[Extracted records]
--- Begin ---

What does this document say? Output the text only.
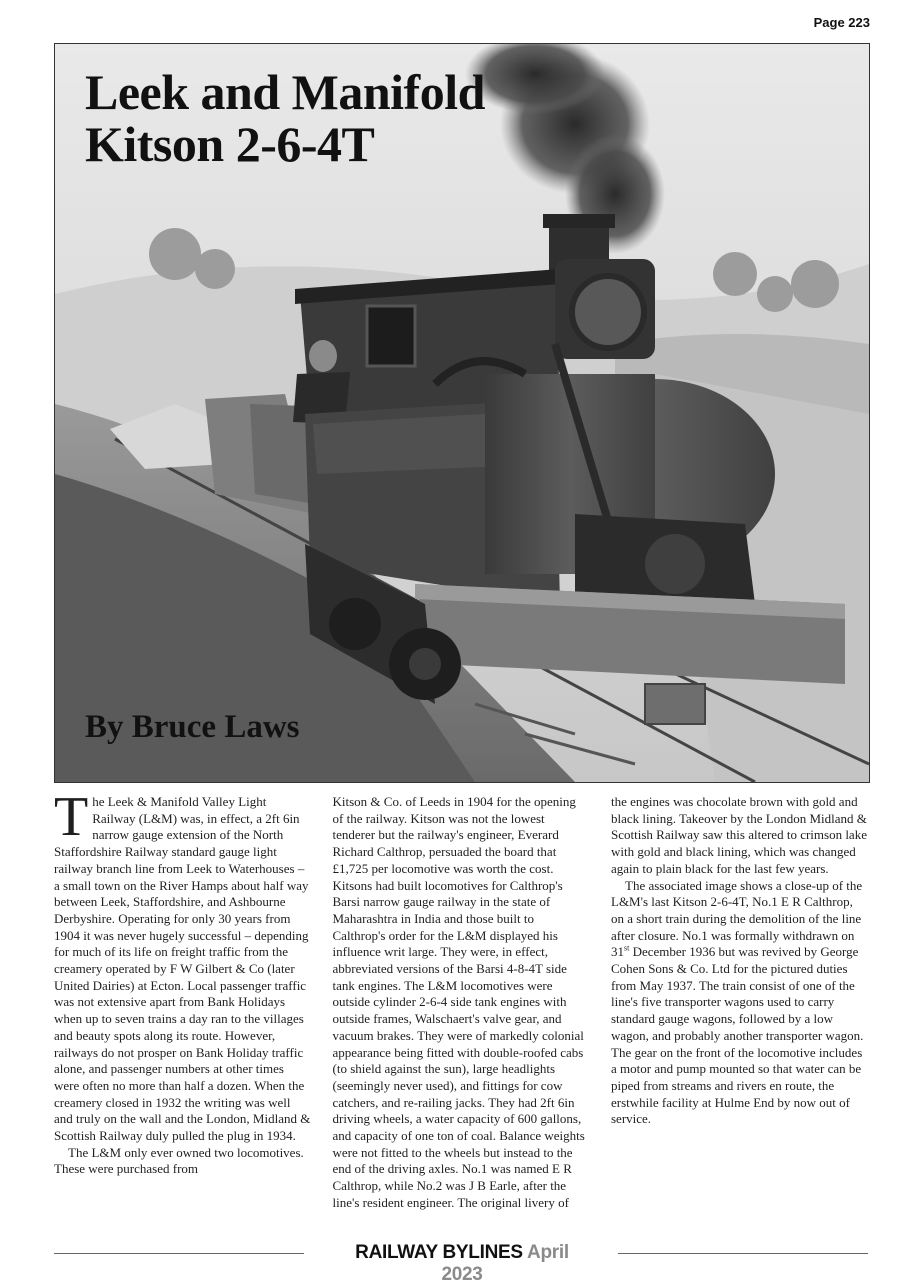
Page 223
Leek and Manifold
Kitson 2-6-4T
By Bruce Laws

The Leek & Manifold Valley Light Railway (L&M) was, in effect, a 2ft 6in narrow gauge extension of the North Staffordshire Railway standard gauge light railway branch line from Leek to Waterhouses – a small town on the River Hamps about half way between Leek, Staffordshire, and Ashbourne Derbyshire. Operating for only 30 years from 1904 it was never hugely successful – depending for much of its life on freight traffic from the creamery operated by F W Gilbert & Co (later United Dairies) at Ecton. Local passenger traffic was not extensive apart from Bank Holidays when up to seven trains a day ran to the villages and beauty spots along its route. However, railways do not prosper on Bank Holiday traffic alone, and passenger numbers at other times were often no more than half a dozen. When the creamery closed in 1932 the writing was well and truly on the wall and the London, Midland & Scottish Railway duly pulled the plug in 1934.

The L&M only ever owned two locomotives. These were purchased from

Kitson & Co. of Leeds in 1904 for the opening of the railway. Kitson was not the lowest tenderer but the railway's engineer, Everard Richard Calthrop, persuaded the board that £1,725 per locomotive was worth the cost. Kitsons had built locomotives for Calthrop's Barsi narrow gauge railway in the state of Maharashtra in India and those built to Calthrop's order for the L&M displayed his influence writ large. They were, in effect, abbreviated versions of the Barsi 4-8-4T side tank engines. The L&M locomotives were outside cylinder 2-6-4 side tank engines with outside frames, Walschaert's valve gear, and vacuum brakes. They were of markedly colonial appearance being fitted with double-roofed cabs (to shield against the sun), large headlights (seemingly never used), and fittings for cow catchers, and re-railing jacks. They had 2ft 6in driving wheels, a water capacity of 600 gallons, and capacity of one ton of coal. Balance weights were not fitted to the wheels but instead to the end of the driving axles. No.1 was named E R Calthrop, while No.2 was J B Earle, after the line's resident engineer. The original livery of

the engines was chocolate brown with gold and black lining. Takeover by the London Midland & Scottish Railway saw this altered to crimson lake with gold and black lining, which was changed again to plain black for the last few years.

The associated image shows a close-up of the L&M's last Kitson 2-6-4T, No.1 E R Calthrop, on a short train during the demolition of the line after closure. No.1 was formally withdrawn on 31st December 1936 but was revived by George Cohen Sons & Co. Ltd for the pictured duties from May 1937. The train consist of one of the line's five transporter wagons used to carry standard gauge wagons, followed by a low wagon, and probably another transporter wagon. The gear on the front of the locomotive includes a motor and pump mounted so that water can be piped from streams and rivers en route, the erstwhile facility at Hulme End by now out of service.

RAILWAY BYLINES April 2023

--- End ---

[Exercise directions]: Set out every line from the material that contains the string "this".

[Exercise answer]:
What does this document say? Output the text only.
the engines was chocolate brown with gold and black lining. Takeover by the London Midland & Scottish Railway saw this altered to crimson lake with gold and black lining, which was changed again to plain black for the last few years.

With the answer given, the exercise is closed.